**Aim of the task**
A verbatim copy of the records is required, with all pictures left out.

Data excerpts
━━━━
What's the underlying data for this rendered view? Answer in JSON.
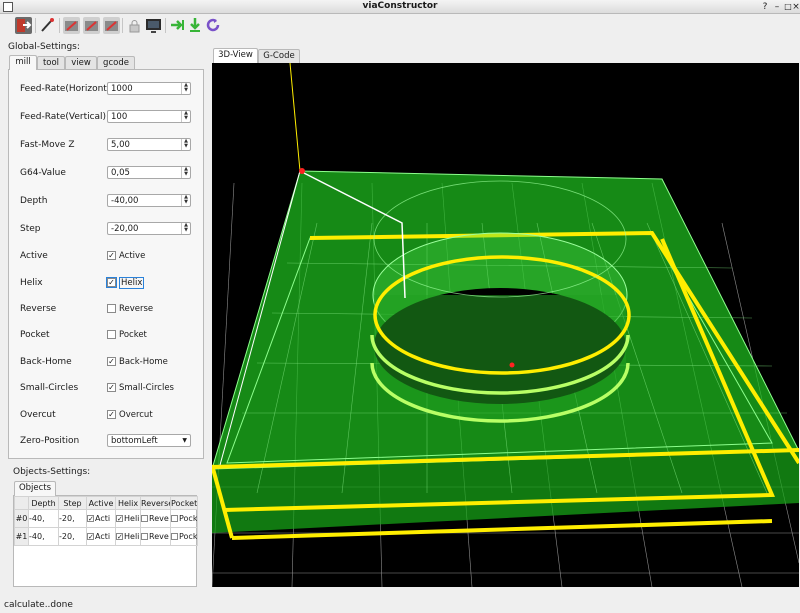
{
  "window": {
    "title": "viaConstructor"
  },
  "global_settings": {
    "heading": "Global-Settings:",
    "tabs": [
      "mill",
      "tool",
      "view",
      "gcode"
    ],
    "fields": [
      {
        "label": "Feed-Rate(Horizontal)",
        "value": "1000"
      },
      {
        "label": "Feed-Rate(Vertical)",
        "value": "100"
      },
      {
        "label": "Fast-Move Z",
        "value": "5,00"
      },
      {
        "label": "G64-Value",
        "value": "0,05"
      },
      {
        "label": "Depth",
        "value": "-40,00"
      },
      {
        "label": "Step",
        "value": "-20,00"
      }
    ],
    "checks": [
      {
        "label": "Active",
        "text": "Active",
        "checked": true
      },
      {
        "label": "Helix",
        "text": "Helix",
        "checked": true
      },
      {
        "label": "Reverse",
        "text": "Reverse",
        "checked": false
      },
      {
        "label": "Pocket",
        "text": "Pocket",
        "checked": false
      },
      {
        "label": "Back-Home",
        "text": "Back-Home",
        "checked": true
      },
      {
        "label": "Small-Circles",
        "text": "Small-Circles",
        "checked": true
      },
      {
        "label": "Overcut",
        "text": "Overcut",
        "checked": true
      }
    ],
    "zero_position": {
      "label": "Zero-Position",
      "value": "bottomLeft"
    }
  },
  "objects_settings": {
    "heading": "Objects-Settings:",
    "tab": "Objects",
    "columns": [
      "Depth",
      "Step",
      "Active",
      "Helix",
      "Reverse",
      "Pocket"
    ],
    "rows": [
      {
        "id": "#0",
        "depth": "-40,",
        "step": "-20,",
        "active": "Acti",
        "helix": "Heli",
        "reverse": "Reve",
        "pocket": "Pock"
      },
      {
        "id": "#1",
        "depth": "-40,",
        "step": "-20,",
        "active": "Acti",
        "helix": "Heli",
        "reverse": "Reve",
        "pocket": "Pock"
      }
    ]
  },
  "view_tabs": [
    "3D-View",
    "G-Code"
  ],
  "status": "calculate..done",
  "icons": [
    "exit-icon",
    "settings-wand-icon",
    "load-icon",
    "save-icon",
    "save-as-icon",
    "lock-icon",
    "monitor-icon",
    "next-icon",
    "download-icon",
    "refresh-icon"
  ],
  "colors": {
    "background_3d": "#000000",
    "plate": "#2ee62e",
    "toolpath": "#ffff00",
    "grid": "#9a9a9a"
  }
}
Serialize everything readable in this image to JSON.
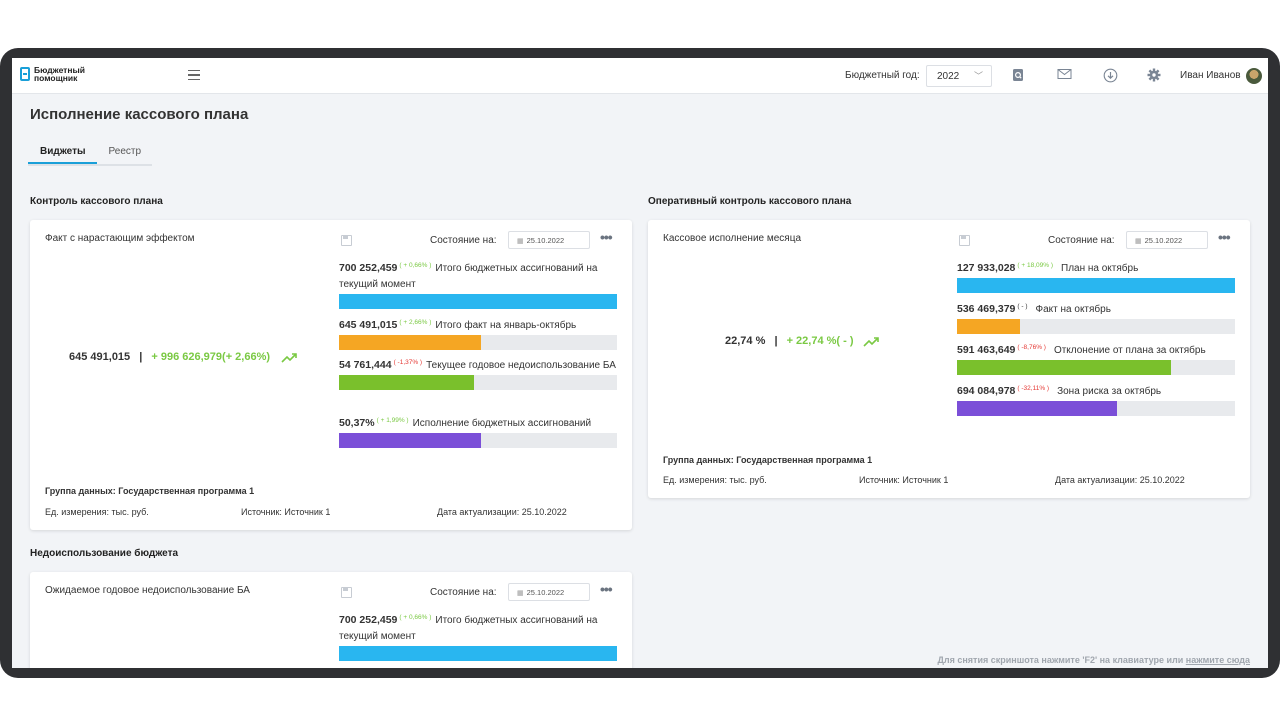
{
  "app": {
    "logo_line1": "Бюджетный",
    "logo_line2": "помощник"
  },
  "topbar": {
    "year_label": "Бюджетный год:",
    "year_value": "2022",
    "user_name": "Иван Иванов"
  },
  "page": {
    "title": "Исполнение кассового плана"
  },
  "tabs": [
    {
      "label": "Виджеты",
      "active": true
    },
    {
      "label": "Реестр",
      "active": false
    }
  ],
  "state_label": "Состояние на:",
  "sections": {
    "control": "Контроль кассового плана",
    "operative": "Оперативный контроль кассового плана",
    "underuse": "Недоиспользование бюджета"
  },
  "card1": {
    "title": "Факт с нарастающим эффектом",
    "date": "25.10.2022",
    "big_value": "645 491,015",
    "big_sep": "|",
    "big_change": "+ 996 626,979(+ 2,66%)",
    "metrics": [
      {
        "value": "700 252,459",
        "change": "( + 0,66% )",
        "label": "Итого бюджетных ассигнований на текущий момент",
        "fill": 1.0,
        "color": "#29b6f0",
        "change_type": "pos"
      },
      {
        "value": "645 491,015",
        "change": "( + 2,66% )",
        "label": "Итого факт на январь-октябрь",
        "fill": 0.51,
        "color": "#f5a623",
        "change_type": "pos"
      },
      {
        "value": "54 761,444",
        "change": "( -1,37% )",
        "label": "Текущее годовое недоиспользование БА",
        "fill": 0.485,
        "color": "#7ac02c",
        "change_type": "neg"
      },
      {
        "value": "50,37%",
        "change": "( + 1,99% )",
        "label": "Исполнение бюджетных ассигнований",
        "fill": 0.51,
        "color": "#7b4fd8",
        "change_type": "pos"
      }
    ],
    "group": "Группа данных: Государственная программа 1",
    "unit": "Ед. измерения: тыс. руб.",
    "source": "Источник: Источник 1",
    "updated": "Дата актуализации: 25.10.2022"
  },
  "card2": {
    "title": "Кассовое исполнение месяца",
    "date": "25.10.2022",
    "big_value": "22,74 %",
    "big_sep": "|",
    "big_change": "+ 22,74 %( - )",
    "metrics": [
      {
        "value": "127 933,028",
        "change": "( + 18,09% )",
        "label": "План на октябрь",
        "fill": 1.0,
        "color": "#29b6f0",
        "change_type": "pos"
      },
      {
        "value": "536 469,379",
        "change": "( - )",
        "label": "Факт на октябрь",
        "fill": 0.225,
        "color": "#f5a623",
        "change_type": "none"
      },
      {
        "value": "591 463,649",
        "change": "( -8,76% )",
        "label": "Отклонение от плана за октябрь",
        "fill": 0.77,
        "color": "#7ac02c",
        "change_type": "neg"
      },
      {
        "value": "694 084,978",
        "change": "( -32,11% )",
        "label": "Зона риска за октябрь",
        "fill": 0.575,
        "color": "#7b4fd8",
        "change_type": "neg"
      }
    ],
    "group": "Группа данных: Государственная программа 1",
    "unit": "Ед. измерения: тыс. руб.",
    "source": "Источник: Источник 1",
    "updated": "Дата актуализации: 25.10.2022"
  },
  "card3": {
    "title": "Ожидаемое годовое недоиспользование БА",
    "date": "25.10.2022",
    "metrics": [
      {
        "value": "700 252,459",
        "change": "( + 0,66% )",
        "label": "Итого бюджетных ассигнований на текущий момент",
        "fill": 1.0,
        "color": "#29b6f0",
        "change_type": "pos"
      }
    ]
  },
  "hint": {
    "text": "Для снятия скриншота нажмите 'F2' на клавиатуре или ",
    "link": "нажмите сюда"
  }
}
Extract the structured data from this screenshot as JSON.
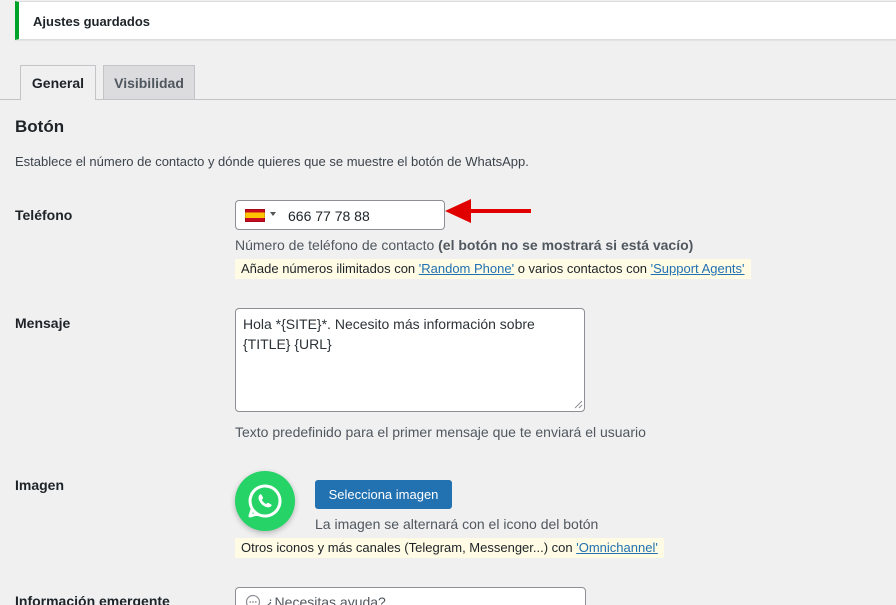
{
  "notice": {
    "text": "Ajustes guardados"
  },
  "tabs": [
    {
      "label": "General",
      "active": true
    },
    {
      "label": "Visibilidad",
      "active": false
    }
  ],
  "section": {
    "title": "Botón",
    "description": "Establece el número de contacto y dónde quieres que se muestre el botón de WhatsApp."
  },
  "phone": {
    "label": "Teléfono",
    "country_flag": "es-flag-icon",
    "value": "666 77 78 88",
    "help_prefix": "Número de teléfono de contacto ",
    "help_bold": "(el botón no se mostrará si está vacío)",
    "promo_prefix": "Añade números ilimitados con ",
    "promo_link1": "'Random Phone'",
    "promo_middle": " o varios contactos con ",
    "promo_link2": "'Support Agents'"
  },
  "message": {
    "label": "Mensaje",
    "value": "Hola *{SITE}*. Necesito más información sobre\n{TITLE} {URL}",
    "help": "Texto predefinido para el primer mensaje que te enviará el usuario"
  },
  "image": {
    "label": "Imagen",
    "button_label": "Selecciona imagen",
    "help": "La imagen se alternará con el icono del botón",
    "promo_prefix": "Otros iconos y más canales (Telegram, Messenger...) con ",
    "promo_link": "'Omnichannel'"
  },
  "popup": {
    "label": "Información emergente",
    "placeholder": "¿Necesitas ayuda?"
  },
  "colors": {
    "notice_border": "#00a32a",
    "primary_button": "#2271b1",
    "whatsapp_green": "#25d366",
    "annotation_arrow": "#e00000",
    "promo_background": "#fffbe5"
  }
}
━━━━
**Final answer**
What's the underlying data for this rendered view? Answer in JSON.
{
  "window": {
    "title": "viaConstructor"
  },
  "global_settings": {
    "heading": "Global-Settings:",
    "tabs": [
      "mill",
      "tool",
      "view",
      "gcode"
    ],
    "fields": [
      {
        "label": "Feed-Rate(Horizontal)",
        "value": "1000"
      },
      {
        "label": "Feed-Rate(Vertical)",
        "value": "100"
      },
      {
        "label": "Fast-Move Z",
        "value": "5,00"
      },
      {
        "label": "G64-Value",
        "value": "0,05"
      },
      {
        "label": "Depth",
        "value": "-40,00"
      },
      {
        "label": "Step",
        "value": "-20,00"
      }
    ],
    "checks": [
      {
        "label": "Active",
        "text": "Active",
        "checked": true
      },
      {
        "label": "Helix",
        "text": "Helix",
        "checked": true
      },
      {
        "label": "Reverse",
        "text": "Reverse",
        "checked": false
      },
      {
        "label": "Pocket",
        "text": "Pocket",
        "checked": false
      },
      {
        "label": "Back-Home",
        "text": "Back-Home",
        "checked": true
      },
      {
        "label": "Small-Circles",
        "text": "Small-Circles",
        "checked": true
      },
      {
        "label": "Overcut",
        "text": "Overcut",
        "checked": true
      }
    ],
    "zero_position": {
      "label": "Zero-Position",
      "value": "bottomLeft"
    }
  },
  "objects_settings": {
    "heading": "Objects-Settings:",
    "tab": "Objects",
    "columns": [
      "Depth",
      "Step",
      "Active",
      "Helix",
      "Reverse",
      "Pocket"
    ],
    "rows": [
      {
        "id": "#0",
        "depth": "-40,",
        "step": "-20,",
        "active": "Acti",
        "helix": "Heli",
        "reverse": "Reve",
        "pocket": "Pock"
      },
      {
        "id": "#1",
        "depth": "-40,",
        "step": "-20,",
        "active": "Acti",
        "helix": "Heli",
        "reverse": "Reve",
        "pocket": "Pock"
      }
    ]
  },
  "view_tabs": [
    "3D-View",
    "G-Code"
  ],
  "status": "calculate..done",
  "icons": [
    "exit-icon",
    "settings-wand-icon",
    "load-icon",
    "save-icon",
    "save-as-icon",
    "lock-icon",
    "monitor-icon",
    "next-icon",
    "download-icon",
    "refresh-icon"
  ],
  "colors": {
    "background_3d": "#000000",
    "plate": "#2ee62e",
    "toolpath": "#ffff00",
    "grid": "#9a9a9a"
  }
}
Serialize everything readable in this image to JSON.
{
  "app": {
    "logo_line1": "Бюджетный",
    "logo_line2": "помощник"
  },
  "topbar": {
    "year_label": "Бюджетный год:",
    "year_value": "2022",
    "user_name": "Иван Иванов"
  },
  "page": {
    "title": "Исполнение кассового плана"
  },
  "tabs": [
    {
      "label": "Виджеты",
      "active": true
    },
    {
      "label": "Реестр",
      "active": false
    }
  ],
  "state_label": "Состояние на:",
  "sections": {
    "control": "Контроль кассового плана",
    "operative": "Оперативный контроль кассового плана",
    "underuse": "Недоиспользование бюджета"
  },
  "card1": {
    "title": "Факт с нарастающим эффектом",
    "date": "25.10.2022",
    "big_value": "645 491,015",
    "big_sep": "|",
    "big_change": "+ 996 626,979(+ 2,66%)",
    "metrics": [
      {
        "value": "700 252,459",
        "change": "( + 0,66% )",
        "label": "Итого бюджетных ассигнований на текущий момент",
        "fill": 1.0,
        "color": "#29b6f0",
        "change_type": "pos"
      },
      {
        "value": "645 491,015",
        "change": "( + 2,66% )",
        "label": "Итого факт на январь-октябрь",
        "fill": 0.51,
        "color": "#f5a623",
        "change_type": "pos"
      },
      {
        "value": "54 761,444",
        "change": "( -1,37% )",
        "label": "Текущее годовое недоиспользование БА",
        "fill": 0.485,
        "color": "#7ac02c",
        "change_type": "neg"
      },
      {
        "value": "50,37%",
        "change": "( + 1,99% )",
        "label": "Исполнение бюджетных ассигнований",
        "fill": 0.51,
        "color": "#7b4fd8",
        "change_type": "pos"
      }
    ],
    "group": "Группа данных: Государственная программа 1",
    "unit": "Ед. измерения: тыс. руб.",
    "source": "Источник: Источник 1",
    "updated": "Дата актуализации: 25.10.2022"
  },
  "card2": {
    "title": "Кассовое исполнение месяца",
    "date": "25.10.2022",
    "big_value": "22,74 %",
    "big_sep": "|",
    "big_change": "+ 22,74 %( - )",
    "metrics": [
      {
        "value": "127 933,028",
        "change": "( + 18,09% )",
        "label": "План на октябрь",
        "fill": 1.0,
        "color": "#29b6f0",
        "change_type": "pos"
      },
      {
        "value": "536 469,379",
        "change": "( - )",
        "label": "Факт на октябрь",
        "fill": 0.225,
        "color": "#f5a623",
        "change_type": "none"
      },
      {
        "value": "591 463,649",
        "change": "( -8,76% )",
        "label": "Отклонение от плана за октябрь",
        "fill": 0.77,
        "color": "#7ac02c",
        "change_type": "neg"
      },
      {
        "value": "694 084,978",
        "change": "( -32,11% )",
        "label": "Зона риска за октябрь",
        "fill": 0.575,
        "color": "#7b4fd8",
        "change_type": "neg"
      }
    ],
    "group": "Группа данных: Государственная программа 1",
    "unit": "Ед. измерения: тыс. руб.",
    "source": "Источник: Источник 1",
    "updated": "Дата актуализации: 25.10.2022"
  },
  "card3": {
    "title": "Ожидаемое годовое недоиспользование БА",
    "date": "25.10.2022",
    "metrics": [
      {
        "value": "700 252,459",
        "change": "( + 0,66% )",
        "label": "Итого бюджетных ассигнований на текущий момент",
        "fill": 1.0,
        "color": "#29b6f0",
        "change_type": "pos"
      }
    ]
  },
  "hint": {
    "text": "Для снятия скриншота нажмите 'F2' на клавиатуре или ",
    "link": "нажмите сюда"
  }
}
Extract the structured data from this screenshot as JSON.
{
  "notice": {
    "text": "Ajustes guardados"
  },
  "tabs": [
    {
      "label": "General",
      "active": true
    },
    {
      "label": "Visibilidad",
      "active": false
    }
  ],
  "section": {
    "title": "Botón",
    "description": "Establece el número de contacto y dónde quieres que se muestre el botón de WhatsApp."
  },
  "phone": {
    "label": "Teléfono",
    "country_flag": "es-flag-icon",
    "value": "666 77 78 88",
    "help_prefix": "Número de teléfono de contacto ",
    "help_bold": "(el botón no se mostrará si está vacío)",
    "promo_prefix": "Añade números ilimitados con ",
    "promo_link1": "'Random Phone'",
    "promo_middle": " o varios contactos con ",
    "promo_link2": "'Support Agents'"
  },
  "message": {
    "label": "Mensaje",
    "value": "Hola *{SITE}*. Necesito más información sobre\n{TITLE} {URL}",
    "help": "Texto predefinido para el primer mensaje que te enviará el usuario"
  },
  "image": {
    "label": "Imagen",
    "button_label": "Selecciona imagen",
    "help": "La imagen se alternará con el icono del botón",
    "promo_prefix": "Otros iconos y más canales (Telegram, Messenger...) con ",
    "promo_link": "'Omnichannel'"
  },
  "popup": {
    "label": "Información emergente",
    "placeholder": "¿Necesitas ayuda?"
  },
  "colors": {
    "notice_border": "#00a32a",
    "primary_button": "#2271b1",
    "whatsapp_green": "#25d366",
    "annotation_arrow": "#e00000",
    "promo_background": "#fffbe5"
  }
}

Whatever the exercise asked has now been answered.